● Task prompt
Scan the material for the word "current", and copy each line where it shows up.

● Records for the task
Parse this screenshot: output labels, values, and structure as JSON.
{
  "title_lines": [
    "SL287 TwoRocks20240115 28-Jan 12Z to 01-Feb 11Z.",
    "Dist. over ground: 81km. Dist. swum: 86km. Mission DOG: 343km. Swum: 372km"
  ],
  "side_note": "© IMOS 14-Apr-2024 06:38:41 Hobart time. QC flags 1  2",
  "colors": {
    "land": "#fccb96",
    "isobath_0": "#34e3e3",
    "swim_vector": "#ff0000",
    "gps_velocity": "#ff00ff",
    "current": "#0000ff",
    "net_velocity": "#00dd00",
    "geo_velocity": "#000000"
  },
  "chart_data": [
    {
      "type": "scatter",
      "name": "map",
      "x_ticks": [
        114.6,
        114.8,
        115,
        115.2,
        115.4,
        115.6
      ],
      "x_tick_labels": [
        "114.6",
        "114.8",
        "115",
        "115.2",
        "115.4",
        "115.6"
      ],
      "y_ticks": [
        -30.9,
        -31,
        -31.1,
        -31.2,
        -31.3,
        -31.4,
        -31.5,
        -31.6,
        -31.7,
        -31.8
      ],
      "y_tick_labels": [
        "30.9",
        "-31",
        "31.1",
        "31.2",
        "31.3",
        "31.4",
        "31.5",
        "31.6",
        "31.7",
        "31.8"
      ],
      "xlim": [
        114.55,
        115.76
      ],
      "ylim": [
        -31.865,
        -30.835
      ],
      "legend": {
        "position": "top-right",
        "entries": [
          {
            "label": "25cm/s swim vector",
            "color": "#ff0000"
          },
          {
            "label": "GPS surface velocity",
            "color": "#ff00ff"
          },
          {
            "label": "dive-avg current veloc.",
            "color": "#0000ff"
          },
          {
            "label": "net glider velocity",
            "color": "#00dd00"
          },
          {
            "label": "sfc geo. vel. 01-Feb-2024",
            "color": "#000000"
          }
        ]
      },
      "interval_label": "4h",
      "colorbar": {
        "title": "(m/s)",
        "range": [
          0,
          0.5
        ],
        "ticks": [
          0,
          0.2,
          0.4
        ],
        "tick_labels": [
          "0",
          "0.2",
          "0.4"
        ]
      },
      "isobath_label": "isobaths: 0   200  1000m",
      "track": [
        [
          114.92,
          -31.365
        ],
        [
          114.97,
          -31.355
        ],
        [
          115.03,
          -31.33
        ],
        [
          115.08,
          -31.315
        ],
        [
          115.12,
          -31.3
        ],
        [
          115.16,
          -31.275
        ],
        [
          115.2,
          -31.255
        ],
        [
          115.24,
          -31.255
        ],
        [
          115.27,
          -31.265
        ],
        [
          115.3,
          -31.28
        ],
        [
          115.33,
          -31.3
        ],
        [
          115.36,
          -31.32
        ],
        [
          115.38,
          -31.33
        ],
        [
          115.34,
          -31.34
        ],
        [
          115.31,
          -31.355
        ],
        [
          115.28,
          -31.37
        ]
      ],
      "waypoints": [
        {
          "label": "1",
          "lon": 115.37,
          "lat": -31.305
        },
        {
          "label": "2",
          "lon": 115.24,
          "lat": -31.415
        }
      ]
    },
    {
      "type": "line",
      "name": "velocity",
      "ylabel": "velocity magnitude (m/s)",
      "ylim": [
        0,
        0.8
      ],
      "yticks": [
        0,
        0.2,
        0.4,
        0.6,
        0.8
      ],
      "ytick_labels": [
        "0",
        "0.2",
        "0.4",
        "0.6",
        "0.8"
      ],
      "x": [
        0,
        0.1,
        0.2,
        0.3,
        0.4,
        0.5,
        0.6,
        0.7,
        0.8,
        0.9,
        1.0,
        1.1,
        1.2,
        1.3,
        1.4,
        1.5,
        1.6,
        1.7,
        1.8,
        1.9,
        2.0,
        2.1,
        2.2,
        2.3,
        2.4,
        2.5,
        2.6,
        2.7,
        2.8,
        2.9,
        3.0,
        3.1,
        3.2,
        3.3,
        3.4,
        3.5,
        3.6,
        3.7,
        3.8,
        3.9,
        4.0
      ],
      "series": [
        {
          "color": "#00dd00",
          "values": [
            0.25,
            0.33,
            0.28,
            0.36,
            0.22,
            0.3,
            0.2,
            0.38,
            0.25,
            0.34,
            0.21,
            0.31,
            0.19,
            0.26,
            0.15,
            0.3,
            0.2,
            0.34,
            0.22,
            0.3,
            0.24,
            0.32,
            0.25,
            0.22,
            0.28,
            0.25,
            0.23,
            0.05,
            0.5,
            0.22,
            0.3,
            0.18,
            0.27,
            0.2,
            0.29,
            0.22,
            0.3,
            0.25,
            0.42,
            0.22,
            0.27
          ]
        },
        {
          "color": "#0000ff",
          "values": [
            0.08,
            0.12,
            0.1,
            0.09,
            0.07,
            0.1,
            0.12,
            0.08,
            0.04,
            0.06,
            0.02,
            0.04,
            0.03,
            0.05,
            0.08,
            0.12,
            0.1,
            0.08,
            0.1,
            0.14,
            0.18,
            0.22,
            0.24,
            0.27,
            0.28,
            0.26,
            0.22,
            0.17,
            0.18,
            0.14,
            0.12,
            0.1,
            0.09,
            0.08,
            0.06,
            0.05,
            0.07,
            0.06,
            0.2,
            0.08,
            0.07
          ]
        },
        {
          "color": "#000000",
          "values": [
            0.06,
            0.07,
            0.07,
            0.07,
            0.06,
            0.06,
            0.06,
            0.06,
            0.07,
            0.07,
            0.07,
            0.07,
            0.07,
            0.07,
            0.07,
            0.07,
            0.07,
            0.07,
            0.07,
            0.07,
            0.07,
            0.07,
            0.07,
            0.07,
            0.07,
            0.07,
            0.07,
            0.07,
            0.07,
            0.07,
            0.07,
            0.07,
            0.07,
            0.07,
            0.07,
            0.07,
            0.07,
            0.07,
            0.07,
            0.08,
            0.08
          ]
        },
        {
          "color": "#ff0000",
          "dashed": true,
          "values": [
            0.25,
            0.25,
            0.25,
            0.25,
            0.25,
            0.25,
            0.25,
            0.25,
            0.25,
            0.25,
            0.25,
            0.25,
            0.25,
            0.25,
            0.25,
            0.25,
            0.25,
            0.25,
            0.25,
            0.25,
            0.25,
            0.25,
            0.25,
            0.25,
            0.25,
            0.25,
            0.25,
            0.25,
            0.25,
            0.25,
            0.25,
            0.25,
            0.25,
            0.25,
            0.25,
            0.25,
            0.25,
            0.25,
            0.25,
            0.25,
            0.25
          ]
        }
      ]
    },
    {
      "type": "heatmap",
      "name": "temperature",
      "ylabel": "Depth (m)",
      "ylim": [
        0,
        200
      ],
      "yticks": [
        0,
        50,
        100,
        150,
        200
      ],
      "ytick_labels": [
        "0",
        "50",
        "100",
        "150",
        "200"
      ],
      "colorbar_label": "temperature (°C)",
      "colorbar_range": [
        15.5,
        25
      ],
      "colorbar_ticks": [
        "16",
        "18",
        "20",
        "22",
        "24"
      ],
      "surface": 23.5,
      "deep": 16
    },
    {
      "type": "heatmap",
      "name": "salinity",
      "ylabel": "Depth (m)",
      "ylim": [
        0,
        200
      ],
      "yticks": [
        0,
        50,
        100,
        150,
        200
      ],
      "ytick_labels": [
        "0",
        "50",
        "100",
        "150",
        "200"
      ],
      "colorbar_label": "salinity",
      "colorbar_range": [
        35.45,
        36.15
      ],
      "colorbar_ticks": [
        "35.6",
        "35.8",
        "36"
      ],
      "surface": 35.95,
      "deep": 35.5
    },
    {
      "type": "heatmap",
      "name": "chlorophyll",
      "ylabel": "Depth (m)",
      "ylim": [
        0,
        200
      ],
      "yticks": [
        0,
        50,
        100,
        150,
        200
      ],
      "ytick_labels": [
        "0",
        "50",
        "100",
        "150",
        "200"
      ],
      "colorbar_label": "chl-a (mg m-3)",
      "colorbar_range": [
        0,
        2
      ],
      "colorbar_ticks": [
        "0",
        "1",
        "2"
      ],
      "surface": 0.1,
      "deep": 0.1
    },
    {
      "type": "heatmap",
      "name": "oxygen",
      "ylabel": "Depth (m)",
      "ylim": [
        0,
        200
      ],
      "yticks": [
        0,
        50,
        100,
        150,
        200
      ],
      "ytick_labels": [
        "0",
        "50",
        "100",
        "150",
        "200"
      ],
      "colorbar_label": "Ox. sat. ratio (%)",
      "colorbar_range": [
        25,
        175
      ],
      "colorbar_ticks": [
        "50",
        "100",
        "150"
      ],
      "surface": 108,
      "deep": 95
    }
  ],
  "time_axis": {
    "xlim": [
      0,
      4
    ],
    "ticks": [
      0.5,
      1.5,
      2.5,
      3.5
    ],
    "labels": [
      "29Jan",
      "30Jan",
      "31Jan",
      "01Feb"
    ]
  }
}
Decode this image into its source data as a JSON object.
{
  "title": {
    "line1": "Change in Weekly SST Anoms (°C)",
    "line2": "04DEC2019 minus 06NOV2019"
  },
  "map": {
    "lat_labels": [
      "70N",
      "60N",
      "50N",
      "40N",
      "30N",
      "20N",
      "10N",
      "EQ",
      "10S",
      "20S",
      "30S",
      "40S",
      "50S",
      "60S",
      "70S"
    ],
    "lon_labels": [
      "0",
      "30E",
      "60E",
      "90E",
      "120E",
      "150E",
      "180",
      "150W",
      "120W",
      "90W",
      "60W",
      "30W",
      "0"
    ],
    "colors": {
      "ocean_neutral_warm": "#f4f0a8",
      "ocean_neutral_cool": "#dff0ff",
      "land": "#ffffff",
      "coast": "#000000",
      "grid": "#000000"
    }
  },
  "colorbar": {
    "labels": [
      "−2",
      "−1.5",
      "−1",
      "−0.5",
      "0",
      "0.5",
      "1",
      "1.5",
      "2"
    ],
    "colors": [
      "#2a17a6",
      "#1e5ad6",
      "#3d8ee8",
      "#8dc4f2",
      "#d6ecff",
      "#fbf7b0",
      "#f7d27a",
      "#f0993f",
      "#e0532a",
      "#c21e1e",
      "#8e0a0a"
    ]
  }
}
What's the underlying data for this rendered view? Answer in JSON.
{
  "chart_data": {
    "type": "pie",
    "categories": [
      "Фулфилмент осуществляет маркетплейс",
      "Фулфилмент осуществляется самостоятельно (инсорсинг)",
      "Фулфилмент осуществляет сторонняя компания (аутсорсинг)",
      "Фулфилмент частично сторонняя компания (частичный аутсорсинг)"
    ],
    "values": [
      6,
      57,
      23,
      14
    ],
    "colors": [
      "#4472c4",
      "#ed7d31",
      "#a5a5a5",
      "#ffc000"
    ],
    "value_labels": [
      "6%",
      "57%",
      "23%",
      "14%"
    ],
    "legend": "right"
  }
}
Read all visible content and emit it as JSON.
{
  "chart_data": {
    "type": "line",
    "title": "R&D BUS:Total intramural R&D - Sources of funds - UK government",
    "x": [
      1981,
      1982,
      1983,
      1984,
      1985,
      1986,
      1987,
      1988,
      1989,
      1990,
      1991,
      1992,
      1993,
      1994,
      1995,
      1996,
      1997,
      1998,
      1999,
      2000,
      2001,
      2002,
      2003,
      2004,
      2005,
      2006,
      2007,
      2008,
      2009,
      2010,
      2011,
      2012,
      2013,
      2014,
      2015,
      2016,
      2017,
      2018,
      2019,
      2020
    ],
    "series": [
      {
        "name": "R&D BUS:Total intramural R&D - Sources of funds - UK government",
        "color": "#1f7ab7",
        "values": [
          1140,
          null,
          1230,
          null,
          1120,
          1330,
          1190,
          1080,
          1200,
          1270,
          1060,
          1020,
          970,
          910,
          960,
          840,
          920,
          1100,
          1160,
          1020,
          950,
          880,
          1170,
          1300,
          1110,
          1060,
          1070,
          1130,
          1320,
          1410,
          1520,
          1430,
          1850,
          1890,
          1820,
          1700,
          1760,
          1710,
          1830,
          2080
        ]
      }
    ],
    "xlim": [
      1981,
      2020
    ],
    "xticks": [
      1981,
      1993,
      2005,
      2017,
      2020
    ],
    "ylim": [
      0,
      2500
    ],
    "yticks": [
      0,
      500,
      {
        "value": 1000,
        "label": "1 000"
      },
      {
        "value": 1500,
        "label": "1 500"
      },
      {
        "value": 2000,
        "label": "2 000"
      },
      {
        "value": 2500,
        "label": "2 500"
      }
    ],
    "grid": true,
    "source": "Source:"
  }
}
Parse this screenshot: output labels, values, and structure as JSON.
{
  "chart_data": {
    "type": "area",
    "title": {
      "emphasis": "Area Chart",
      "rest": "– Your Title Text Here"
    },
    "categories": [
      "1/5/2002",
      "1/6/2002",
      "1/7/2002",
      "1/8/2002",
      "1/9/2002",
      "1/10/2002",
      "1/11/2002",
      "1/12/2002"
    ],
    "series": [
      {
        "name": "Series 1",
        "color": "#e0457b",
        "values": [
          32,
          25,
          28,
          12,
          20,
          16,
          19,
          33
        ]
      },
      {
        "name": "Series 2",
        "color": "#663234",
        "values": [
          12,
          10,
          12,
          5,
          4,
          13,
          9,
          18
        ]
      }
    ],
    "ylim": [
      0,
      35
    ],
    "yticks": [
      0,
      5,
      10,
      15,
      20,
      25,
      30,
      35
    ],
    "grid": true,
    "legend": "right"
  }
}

● Exercise response
    "current": "#0000ff",
            "label": "dive-avg current veloc.",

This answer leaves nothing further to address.